Problem requirements
Present every row below as a numbered list, omitting any blank lines.

Data lines
◇ ◇ ◇
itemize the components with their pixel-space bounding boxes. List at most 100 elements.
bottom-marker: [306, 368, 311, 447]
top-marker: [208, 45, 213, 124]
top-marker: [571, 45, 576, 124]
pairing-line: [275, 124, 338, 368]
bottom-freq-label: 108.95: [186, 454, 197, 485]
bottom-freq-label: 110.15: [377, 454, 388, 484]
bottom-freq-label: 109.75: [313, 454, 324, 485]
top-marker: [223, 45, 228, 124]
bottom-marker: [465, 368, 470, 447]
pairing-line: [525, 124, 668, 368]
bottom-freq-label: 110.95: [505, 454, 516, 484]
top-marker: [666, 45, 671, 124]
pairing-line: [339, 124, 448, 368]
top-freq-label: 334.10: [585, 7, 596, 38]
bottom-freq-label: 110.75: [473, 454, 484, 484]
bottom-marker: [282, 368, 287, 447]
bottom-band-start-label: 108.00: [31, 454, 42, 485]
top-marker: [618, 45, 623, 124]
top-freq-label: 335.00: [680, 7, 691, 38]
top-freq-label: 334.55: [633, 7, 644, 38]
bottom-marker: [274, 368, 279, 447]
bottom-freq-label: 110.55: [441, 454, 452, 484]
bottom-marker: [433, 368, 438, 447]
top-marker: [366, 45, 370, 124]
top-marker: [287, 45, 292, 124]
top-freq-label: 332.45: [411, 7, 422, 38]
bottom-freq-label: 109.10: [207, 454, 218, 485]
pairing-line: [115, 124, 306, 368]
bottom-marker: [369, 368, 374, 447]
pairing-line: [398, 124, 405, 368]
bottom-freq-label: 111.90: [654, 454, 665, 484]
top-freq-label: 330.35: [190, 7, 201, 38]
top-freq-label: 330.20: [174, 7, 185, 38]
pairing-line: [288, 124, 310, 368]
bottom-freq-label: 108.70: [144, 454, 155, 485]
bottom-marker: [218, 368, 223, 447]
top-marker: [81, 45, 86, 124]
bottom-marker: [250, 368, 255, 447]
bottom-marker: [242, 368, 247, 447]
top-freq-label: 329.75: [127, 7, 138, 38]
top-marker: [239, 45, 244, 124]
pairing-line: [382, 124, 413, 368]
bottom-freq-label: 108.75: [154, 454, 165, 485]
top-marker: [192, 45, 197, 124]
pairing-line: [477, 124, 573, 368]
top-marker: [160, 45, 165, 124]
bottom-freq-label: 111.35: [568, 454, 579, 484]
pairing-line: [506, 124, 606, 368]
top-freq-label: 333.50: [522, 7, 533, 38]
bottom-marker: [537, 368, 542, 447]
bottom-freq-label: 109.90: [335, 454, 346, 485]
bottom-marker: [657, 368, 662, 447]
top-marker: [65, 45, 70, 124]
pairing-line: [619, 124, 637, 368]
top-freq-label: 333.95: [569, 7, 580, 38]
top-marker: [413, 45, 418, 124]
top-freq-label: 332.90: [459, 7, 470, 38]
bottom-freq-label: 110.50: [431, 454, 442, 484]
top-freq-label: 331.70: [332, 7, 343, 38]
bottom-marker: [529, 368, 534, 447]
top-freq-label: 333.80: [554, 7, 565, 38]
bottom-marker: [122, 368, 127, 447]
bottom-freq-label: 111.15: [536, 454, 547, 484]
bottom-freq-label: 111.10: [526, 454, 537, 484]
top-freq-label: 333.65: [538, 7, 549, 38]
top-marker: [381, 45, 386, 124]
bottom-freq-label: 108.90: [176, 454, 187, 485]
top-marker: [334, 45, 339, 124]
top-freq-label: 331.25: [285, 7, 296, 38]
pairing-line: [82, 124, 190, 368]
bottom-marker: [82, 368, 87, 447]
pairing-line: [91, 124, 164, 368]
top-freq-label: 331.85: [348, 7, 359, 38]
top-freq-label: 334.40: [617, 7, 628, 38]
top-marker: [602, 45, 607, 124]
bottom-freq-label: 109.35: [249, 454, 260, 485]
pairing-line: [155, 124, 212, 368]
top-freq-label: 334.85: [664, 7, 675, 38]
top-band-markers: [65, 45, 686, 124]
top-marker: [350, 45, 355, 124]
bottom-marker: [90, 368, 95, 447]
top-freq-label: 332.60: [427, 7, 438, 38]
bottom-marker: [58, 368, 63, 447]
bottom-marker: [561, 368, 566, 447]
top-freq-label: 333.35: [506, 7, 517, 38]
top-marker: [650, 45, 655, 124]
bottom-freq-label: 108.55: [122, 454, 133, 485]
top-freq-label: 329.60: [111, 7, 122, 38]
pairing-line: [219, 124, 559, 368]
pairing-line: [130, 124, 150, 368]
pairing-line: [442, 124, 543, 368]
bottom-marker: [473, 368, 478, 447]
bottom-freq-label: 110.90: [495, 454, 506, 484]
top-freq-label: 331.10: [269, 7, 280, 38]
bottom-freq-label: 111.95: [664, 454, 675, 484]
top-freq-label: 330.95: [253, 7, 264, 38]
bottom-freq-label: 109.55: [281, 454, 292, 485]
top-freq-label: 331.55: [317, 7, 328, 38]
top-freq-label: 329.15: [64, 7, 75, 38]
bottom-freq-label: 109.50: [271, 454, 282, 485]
◇ ◇ ◇
Complete output
1. itemize the components with their pixel-space bounding boxes. List at most 100 elements.
2. bottom-marker: [306, 368, 311, 447]
3. top-marker: [208, 45, 213, 124]
4. top-marker: [571, 45, 576, 124]
5. pairing-line: [275, 124, 338, 368]
6. bottom-freq-label: 108.95: [186, 454, 197, 485]
7. bottom-freq-label: 110.15: [377, 454, 388, 484]
8. bottom-freq-label: 109.75: [313, 454, 324, 485]
9. top-marker: [223, 45, 228, 124]
10. bottom-marker: [465, 368, 470, 447]
11. pairing-line: [525, 124, 668, 368]
12. bottom-freq-label: 110.95: [505, 454, 516, 484]
13. top-marker: [666, 45, 671, 124]
14. pairing-line: [339, 124, 448, 368]
15. top-freq-label: 334.10: [585, 7, 596, 38]
16. bottom-freq-label: 110.75: [473, 454, 484, 484]
17. bottom-marker: [282, 368, 287, 447]
18. bottom-band-start-label: 108.00: [31, 454, 42, 485]
19. top-marker: [618, 45, 623, 124]
20. top-freq-label: 335.00: [680, 7, 691, 38]
21. top-freq-label: 334.55: [633, 7, 644, 38]
22. bottom-marker: [274, 368, 279, 447]
23. bottom-freq-label: 110.55: [441, 454, 452, 484]
24. bottom-marker: [433, 368, 438, 447]
25. top-marker: [366, 45, 370, 124]
26. top-marker: [287, 45, 292, 124]
27. top-freq-label: 332.45: [411, 7, 422, 38]
28. bottom-freq-label: 109.10: [207, 454, 218, 485]
29. pairing-line: [115, 124, 306, 368]
30. bottom-marker: [369, 368, 374, 447]
31. pairing-line: [398, 124, 405, 368]
32. bottom-freq-label: 111.90: [654, 454, 665, 484]
33. top-freq-label: 330.35: [190, 7, 201, 38]
34. top-freq-label: 330.20: [174, 7, 185, 38]
35. pairing-line: [288, 124, 310, 368]
36. bottom-freq-label: 108.70: [144, 454, 155, 485]
37. bottom-marker: [218, 368, 223, 447]
38. top-marker: [81, 45, 86, 124]
39. bottom-marker: [250, 368, 255, 447]
40. bottom-marker: [242, 368, 247, 447]
41. top-freq-label: 329.75: [127, 7, 138, 38]
42. top-marker: [239, 45, 244, 124]
43. pairing-line: [382, 124, 413, 368]
44. bottom-freq-label: 108.75: [154, 454, 165, 485]
45. top-marker: [192, 45, 197, 124]
46. pairing-line: [477, 124, 573, 368]
47. top-marker: [160, 45, 165, 124]
48. bottom-freq-label: 111.35: [568, 454, 579, 484]
49. pairing-line: [506, 124, 606, 368]
50. top-freq-label: 333.50: [522, 7, 533, 38]
51. bottom-marker: [537, 368, 542, 447]
52. bottom-freq-label: 109.90: [335, 454, 346, 485]
53. bottom-marker: [657, 368, 662, 447]
54. top-marker: [65, 45, 70, 124]
55. pairing-line: [619, 124, 637, 368]
56. top-freq-label: 333.95: [569, 7, 580, 38]
57. top-marker: [413, 45, 418, 124]
58. top-freq-label: 332.90: [459, 7, 470, 38]
59. bottom-freq-label: 110.50: [431, 454, 442, 484]
60. top-freq-label: 331.70: [332, 7, 343, 38]
61. bottom-marker: [529, 368, 534, 447]
62. top-freq-label: 333.80: [554, 7, 565, 38]
63. bottom-marker: [122, 368, 127, 447]
64. bottom-freq-label: 111.15: [536, 454, 547, 484]
65. bottom-freq-label: 111.10: [526, 454, 537, 484]
66. top-freq-label: 333.65: [538, 7, 549, 38]
67. top-marker: [381, 45, 386, 124]
68. bottom-freq-label: 108.90: [176, 454, 187, 485]
69. top-marker: [334, 45, 339, 124]
70. top-freq-label: 331.25: [285, 7, 296, 38]
71. pairing-line: [82, 124, 190, 368]
72. bottom-marker: [82, 368, 87, 447]
73. pairing-line: [91, 124, 164, 368]
74. top-freq-label: 331.85: [348, 7, 359, 38]
75. top-freq-label: 334.40: [617, 7, 628, 38]
76. top-marker: [602, 45, 607, 124]
77. bottom-freq-label: 109.35: [249, 454, 260, 485]
78. pairing-line: [155, 124, 212, 368]
79. top-freq-label: 334.85: [664, 7, 675, 38]
80. top-band-markers: [65, 45, 686, 124]
81. top-marker: [350, 45, 355, 124]
82. bottom-marker: [90, 368, 95, 447]
83. top-freq-label: 332.60: [427, 7, 438, 38]
84. bottom-marker: [58, 368, 63, 447]
85. bottom-marker: [561, 368, 566, 447]
86. top-freq-label: 333.35: [506, 7, 517, 38]
87. top-marker: [650, 45, 655, 124]
88. bottom-freq-label: 108.55: [122, 454, 133, 485]
89. top-freq-label: 329.60: [111, 7, 122, 38]
90. pairing-line: [219, 124, 559, 368]
91. pairing-line: [130, 124, 150, 368]
92. pairing-line: [442, 124, 543, 368]
93. bottom-marker: [473, 368, 478, 447]
94. bottom-freq-label: 110.90: [495, 454, 506, 484]
95. top-freq-label: 331.10: [269, 7, 280, 38]
96. bottom-freq-label: 111.95: [664, 454, 675, 484]
97. top-freq-label: 330.95: [253, 7, 264, 38]
98. bottom-freq-label: 109.55: [281, 454, 292, 485]
99. top-freq-label: 331.55: [317, 7, 328, 38]
100. top-freq-label: 329.15: [64, 7, 75, 38]
101. bottom-freq-label: 109.50: [271, 454, 282, 485]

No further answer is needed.